**TASK OBJECTIVE**
From the line that includes "Extract all readable text from this page." to the last line of the records that follow, copy every line exactly and nothing more, omitting pictures.

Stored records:
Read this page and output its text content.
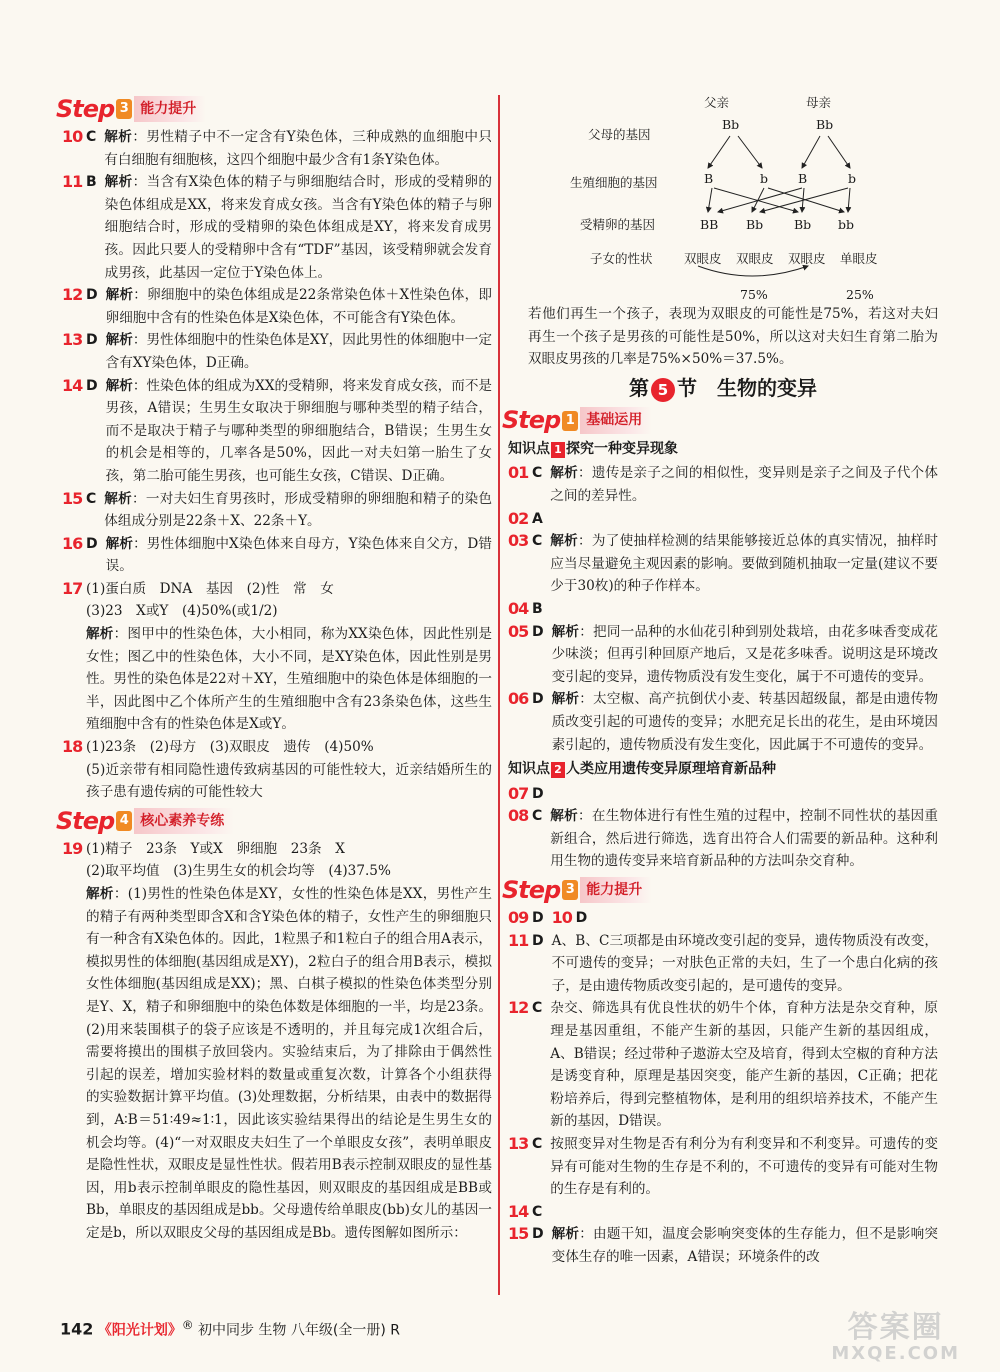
Step 3 能力提升
10 C 解析：男性精子中不一定含有Y染色体，三种成熟的血细胞中只有白细胞有细胞核，这四个细胞中最少含有1条Y染色体。
11 B 解析：当含有X染色体的精子与卵细胞结合时，形成的受精卵的染色体组成是XX，将来发育成女孩。当含有Y染色体的精子与卵细胞结合时，形成的受精卵的染色体组成是XY，将来发育成男孩。因此只要人的受精卵中含有“TDF”基因，该受精卵就会发育成男孩，此基因一定位于Y染色体上。
12 D 解析：卵细胞中的染色体组成是22条常染色体＋X性染色体，即卵细胞中含有的性染色体是X染色体，不可能含有Y染色体。
13 D 解析：男性体细胞中的性染色体是XY，因此男性的体细胞中一定含有XY染色体，D正确。
14 D 解析：性染色体的组成为XX的受精卵，将来发育成女孩，而不是男孩，A错误；生男生女取决于卵细胞与哪种类型的精子结合，而不是取决于精子与哪种类型的卵细胞结合，B错误；生男生女的机会是相等的，几率各是50%，因此一对夫妇第一胎生了女孩，第二胎可能生男孩，也可能生女孩，C错误、D正确。
15 C 解析：一对夫妇生育男孩时，形成受精卵的卵细胞和精子的染色体组成分别是22条＋X、22条＋Y。
16 D 解析：男性体细胞中X染色体来自母方，Y染色体来自父方，D错误。
17 (1)蛋白质　DNA　基因　(2)性　常　女
(3)23　X或Y　(4)50%(或1/2)
解析：图甲中的性染色体，大小相同，称为XX染色体，因此性别是女性；图乙中的性染色体，大小不同，是XY染色体，因此性别是男性。男性的染色体是22对＋XY，生殖细胞中的染色体是体细胞的一半，因此图中乙个体所产生的生殖细胞中含有23条染色体，这些生殖细胞中含有的性染色体是X或Y。
18 (1)23条　(2)母方　(3)双眼皮　遗传　(4)50%
(5)近亲带有相同隐性遗传致病基因的可能性较大，近亲结婚所生的孩子患有遗传病的可能性较大
Step 4 核心素养专练
19 (1)精子　23条　Y或X　卵细胞　23条　X
(2)取平均值　(3)生男生女的机会均等　(4)37.5%
解析：(1)男性的性染色体是XY，女性的性染色体是XX，男性产生的精子有两种类型即含X和含Y染色体的精子，女性产生的卵细胞只有一种含有X染色体的。因此，1粒黑子和1粒白子的组合用A表示，模拟男性的体细胞(基因组成是XY)，2粒白子的组合用B表示，模拟女性体细胞(基因组成是XX)；黑、白棋子模拟的性染色体类型分别是Y、X，精子和卵细胞中的染色体数是体细胞的一半，均是23条。(2)用来装围棋子的袋子应该是不透明的，并且每完成1次组合后，需要将摸出的围棋子放回袋内。实验结束后，为了排除由于偶然性引起的误差，增加实验材料的数量或重复次数，计算各个小组获得的实验数据计算平均值。(3)处理数据，分析结果，由表中的数据得到，A∶B＝51∶49≈1∶1，因此该实验结果得出的结论是生男生女的机会均等。(4)“一对双眼皮夫妇生了一个单眼皮女孩”，表明单眼皮是隐性性状，双眼皮是显性性状。假若用B表示控制双眼皮的显性基因，用b表示控制单眼皮的隐性基因，则双眼皮的基因组成是BB或Bb，单眼皮的基因组成是bb。父母遗传给单眼皮(bb)女儿的基因一定是b，所以双眼皮父母的基因组成是Bb。遗传图解如图所示：
父亲	母亲
父母的基因
Bb	Bb
生殖细胞的基因	B	b B	b
受精卵的基因	BB Bb Bb bb
子女的性状	双眼皮 双眼皮 双眼皮 单眼皮
75%	25%
若他们再生一个孩子，表现为双眼皮的可能性是75%，若这对夫妇再生一个孩子是男孩的可能性是50%，所以这对夫妇生育第二胎为双眼皮男孩的几率是75%×50%＝37.5%。
第 5 节　生物的变异
Step 1 基础运用
知识点 1 探究一种变异现象
01 C 解析：遗传是亲子之间的相似性，变异则是亲子之间及子代个体之间的差异性。
02 A
03 C 解析：为了使抽样检测的结果能够接近总体的真实情况，抽样时应当尽量避免主观因素的影响。要做到随机抽取一定量(建议不要少于30枚)的种子作样本。
04 B
05 D 解析：把同一品种的水仙花引种到别处栽培，由花多味香变成花少味淡；但再引种回原产地后，又是花多味香。说明这是环境改变引起的变异，遗传物质没有发生变化，属于不可遗传的变异。
06 D 解析：太空椒、高产抗倒伏小麦、转基因超级鼠，都是由遗传物质改变引起的可遗传的变异；水肥充足长出的花生，是由环境因素引起的，遗传物质没有发生变化，因此属于不可遗传的变异。
知识点 2 人类应用遗传变异原理培育新品种
07 D
08 C 解析：在生物体进行有性生殖的过程中，控制不同性状的基因重新组合，然后进行筛选，选育出符合人们需要的新品种。这种利用生物的遗传变异来培育新品种的方法叫杂交育种。
Step 3 能力提升
09 D 10 D
11 D A、B、C三项都是由环境改变引起的变异，遗传物质没有改变，不可遗传的变异；一对肤色正常的夫妇，生了一个患白化病的孩子，是由遗传物质改变引起的，是可遗传的变异。
12 C 杂交、筛选具有优良性状的奶牛个体，育种方法是杂交育种，原理是基因重组，不能产生新的基因，只能产生新的基因组成，A、B错误；经过带种子遨游太空及培育，得到太空椒的育种方法是诱变育种，原理是基因突变，能产生新的基因，C正确；把花粉培养后，得到完整植物体，是利用的组织培养技术，不能产生新的基因，D错误。
13 C 按照变异对生物是否有利分为有利变异和不利变异。可遗传的变异有可能对生物的生存是不利的，不可遗传的变异有可能对生物的生存是有利的。
14 C
15 D 解析：由题干知，温度会影响突变体的生存能力，但不是影响突变体生存的唯一因素，A错误；环境条件的改
142 《阳光计划》® 初中同步 生物 八年级(全一册) R	答案圈
MXQE.COM
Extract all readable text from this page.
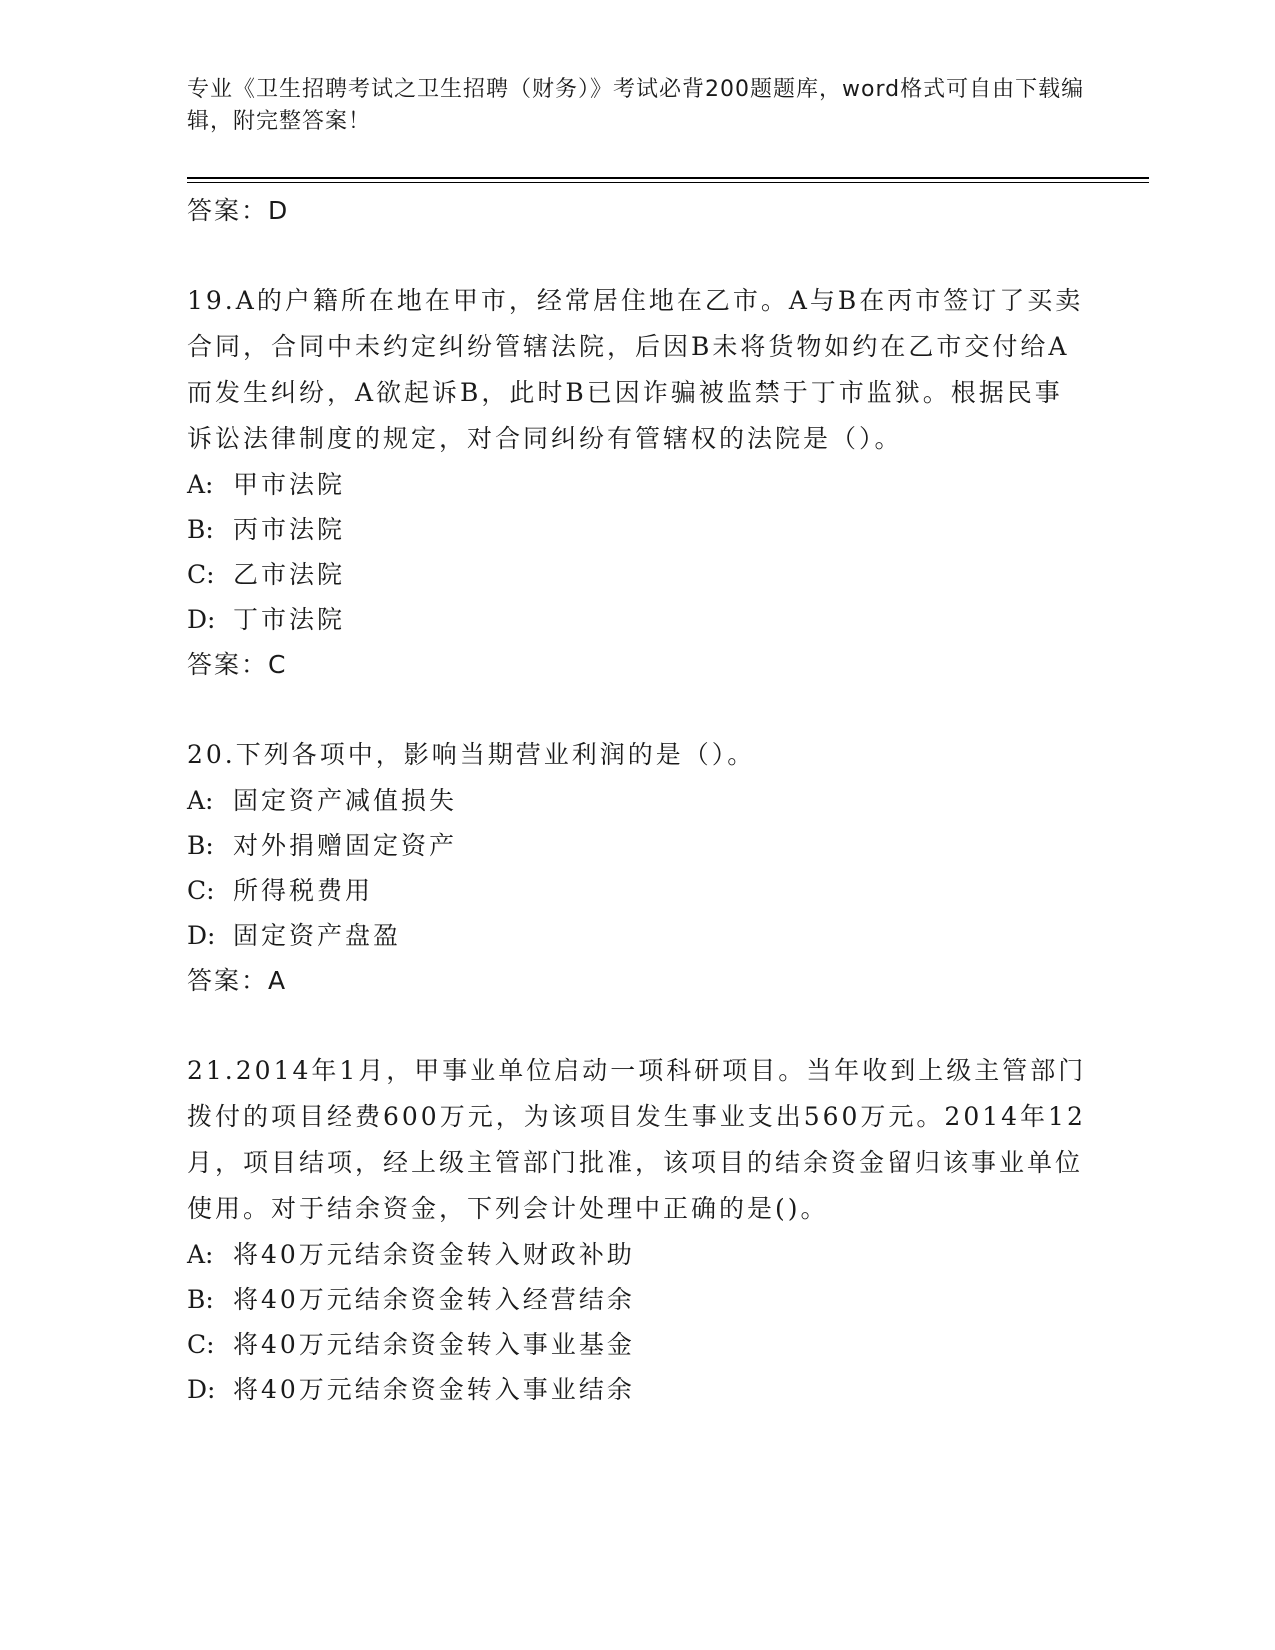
专业《卫生招聘考试之卫生招聘（财务）》考试必背200题题库，word格式可自由下载编辑，附完整答案！
答案：D
19.A的户籍所在地在甲市，经常居住地在乙市。A与B在丙市签订了买卖合同，合同中未约定纠纷管辖法院，后因B未将货物如约在乙市交付给A而发生纠纷，A欲起诉B，此时B已因诈骗被监禁于丁市监狱。根据民事诉讼法律制度的规定，对合同纠纷有管辖权的法院是（）。
A: 甲市法院
B: 丙市法院
C: 乙市法院
D: 丁市法院
答案：C
20.下列各项中，影响当期营业利润的是（）。
A: 固定资产减值损失
B: 对外捐赠固定资产
C: 所得税费用
D: 固定资产盘盈
答案：A
21.2014年1月，甲事业单位启动一项科研项目。当年收到上级主管部门拨付的项目经费600万元，为该项目发生事业支出560万元。2014年12月，项目结项，经上级主管部门批准，该项目的结余资金留归该事业单位使用。对于结余资金，下列会计处理中正确的是()。
A: 将40万元结余资金转入财政补助
B: 将40万元结余资金转入经营结余
C: 将40万元结余资金转入事业基金
D: 将40万元结余资金转入事业结余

**THE RESPONSE**
Extract all readable text from this page.
专业《卫生招聘考试之卫生招聘（财务）》考试必背200题题库，word格式可自由下载编辑，附完整答案！
答案：D
19.A的户籍所在地在甲市，经常居住地在乙市。A与B在丙市签订了买卖合同，合同中未约定纠纷管辖法院，后因B未将货物如约在乙市交付给A而发生纠纷，A欲起诉B，此时B已因诈骗被监禁于丁市监狱。根据民事诉讼法律制度的规定，对合同纠纷有管辖权的法院是（）。
A: 甲市法院
B: 丙市法院
C: 乙市法院
D: 丁市法院
答案：C
20.下列各项中，影响当期营业利润的是（）。
A: 固定资产减值损失
B: 对外捐赠固定资产
C: 所得税费用
D: 固定资产盘盈
答案：A
21.2014年1月，甲事业单位启动一项科研项目。当年收到上级主管部门拨付的项目经费600万元，为该项目发生事业支出560万元。2014年12月，项目结项，经上级主管部门批准，该项目的结余资金留归该事业单位使用。对于结余资金，下列会计处理中正确的是()。
A: 将40万元结余资金转入财政补助
B: 将40万元结余资金转入经营结余
C: 将40万元结余资金转入事业基金
D: 将40万元结余资金转入事业结余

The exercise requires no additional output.